▶ _Brief_
All lines in the data bearing the string "رسول" should be identified and copied.

▶ _Listing_
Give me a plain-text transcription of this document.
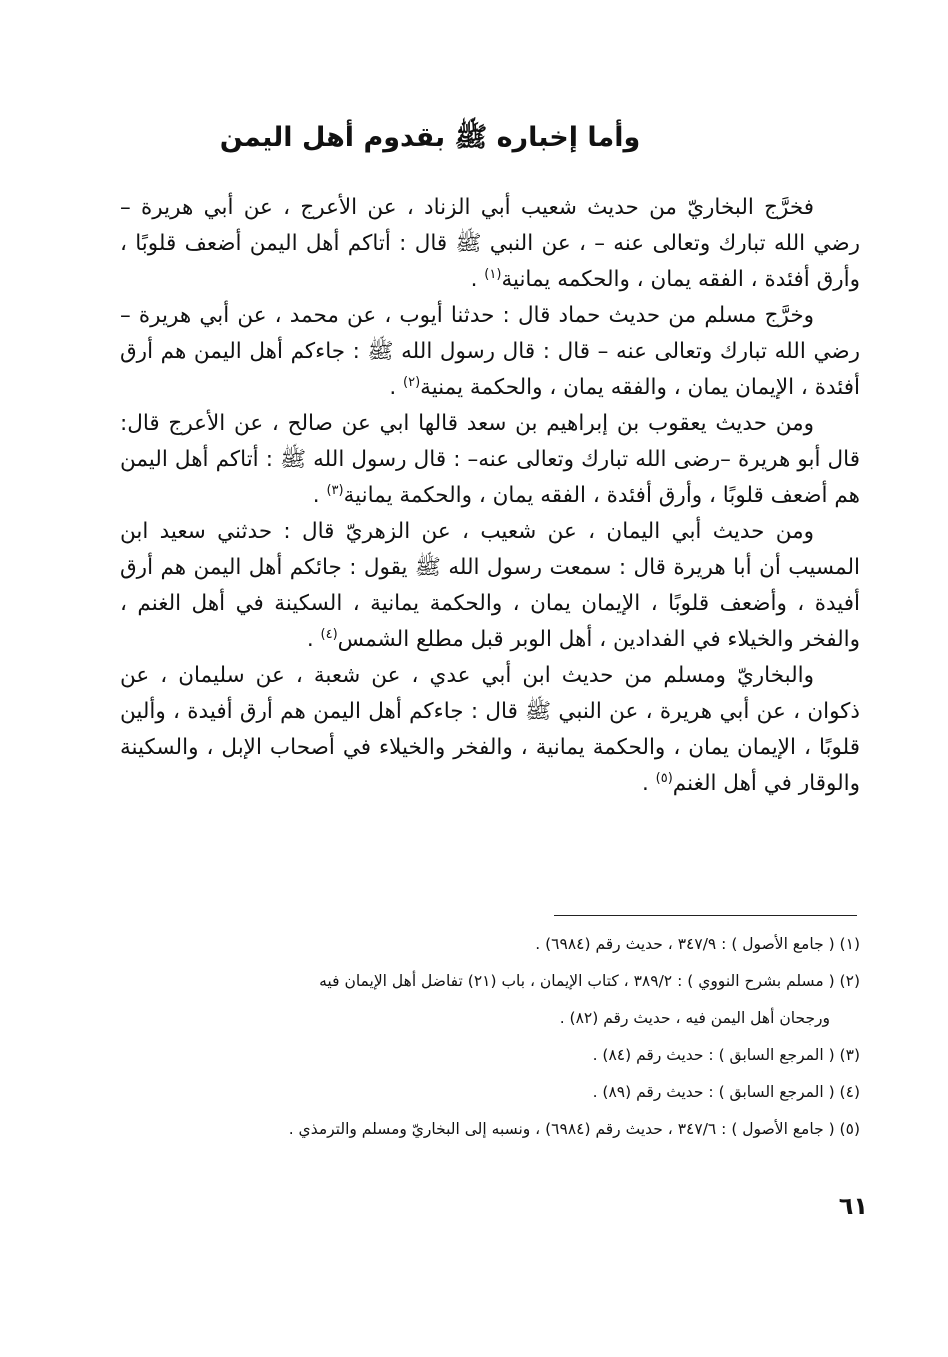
وأما إخباره ﷺ بقدوم أهل اليمن

فخرَّج البخاريّ من حديث شعيب أبي الزناد ، عن الأعرج ، عن أبي هريرة – رضي الله تبارك وتعالى عنه – ، عن النبي ﷺ قال : أتاكم أهل اليمن أضعف قلوبًا ، وأرق أفئدة ، الفقه يمان ، والحكمه يمانية$^{(١)}$ .

وخرَّج مسلم من حديث حماد قال : حدثنا أيوب ، عن محمد ، عن أبي هريرة – رضي الله تبارك وتعالى عنه – قال : قال رسول الله ﷺ : جاءكم أهل اليمن هم أرق أفئدة ، الإيمان يمان ، والفقه يمان ، والحكمة يمنية$^{(٢)}$ .

ومن حديث يعقوب بن إبراهيم بن سعد قالها ابي عن صالح ، عن الأعرج قال: قال أبو هريرة –رضى الله تبارك وتعالى عنه– : قال رسول الله ﷺ : أتاكم أهل اليمن هم أضعف قلوبًا ، وأرق أفئدة ، الفقه يمان ، والحكمة يمانية$^{(٣)}$ .

ومن حديث أبي اليمان ، عن شعيب ، عن الزهريّ قال : حدثني سعيد ابن المسيب أن أبا هريرة قال : سمعت رسول الله ﷺ يقول : جائكم أهل اليمن هم أرق أفيدة ، وأضعف قلوبًا ، الإيمان يمان ، والحكمة يمانية ، السكينة في أهل الغنم ، والفخر والخيلاء في الفدادين ، أهل الوبر قبل مطلع الشمس$^{(٤)}$ .

والبخاريّ ومسلم من حديث ابن أبي عدي ، عن شعبة ، عن سليمان ، عن ذكوان ، عن أبي هريرة ، عن النبي ﷺ قال : جاءكم أهل اليمن هم أرق أفيدة ، وألين قلوبًا ، الإيمان يمان ، والحكمة يمانية ، والفخر والخيلاء في أصحاب الإبل ، والسكينة والوقار في أهل الغنم$^{(٥)}$ .

(١) ( جامع الأصول ) : ٣٤٧/٩ ، حديث رقم (٦٩٨٤) .

(٢) ( مسلم بشرح النووي ) : ٣٨٩/٢ ، كتاب الإيمان ، باب (٢١) تفاضل أهل الإيمان فيه

ورجحان أهل اليمن فيه ، حديث رقم (٨٢) .

(٣) ( المرجع السابق ) : حديث رقم (٨٤) .

(٤) ( المرجع السابق ) : حديث رقم (٨٩) .

(٥) ( جامع الأصول ) : ٣٤٧/٦ ، حديث رقم (٦٩٨٤) ، ونسبه إلى البخاريّ ومسلم والترمذي .

٦١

▶ _The answer_
وخرَّج مسلم من حديث حماد قال : حدثنا أيوب ، عن محمد ، عن أبي هريرة – رضي الله تبارك وتعالى عنه – قال : قال رسول الله ﷺ : جاءكم أهل اليمن هم أرق أفئدة ، الإيمان يمان ، والفقه يمان ، والحكمة يمنية$^{(٢)}$ .
ومن حديث يعقوب بن إبراهيم بن سعد قالها ابي عن صالح ، عن الأعرج قال: قال أبو هريرة –رضى الله تبارك وتعالى عنه– : قال رسول الله ﷺ : أتاكم أهل اليمن هم أضعف قلوبًا ، وأرق أفئدة ، الفقه يمان ، والحكمة يمانية$^{(٣)}$ .
ومن حديث أبي اليمان ، عن شعيب ، عن الزهريّ قال : حدثني سعيد ابن المسيب أن أبا هريرة قال : سمعت رسول الله ﷺ يقول : جائكم أهل اليمن هم أرق أفيدة ، وأضعف قلوبًا ، الإيمان يمان ، والحكمة يمانية ، السكينة في أهل الغنم ، والفخر والخيلاء في الفدادين ، أهل الوبر قبل مطلع الشمس$^{(٤)}$ .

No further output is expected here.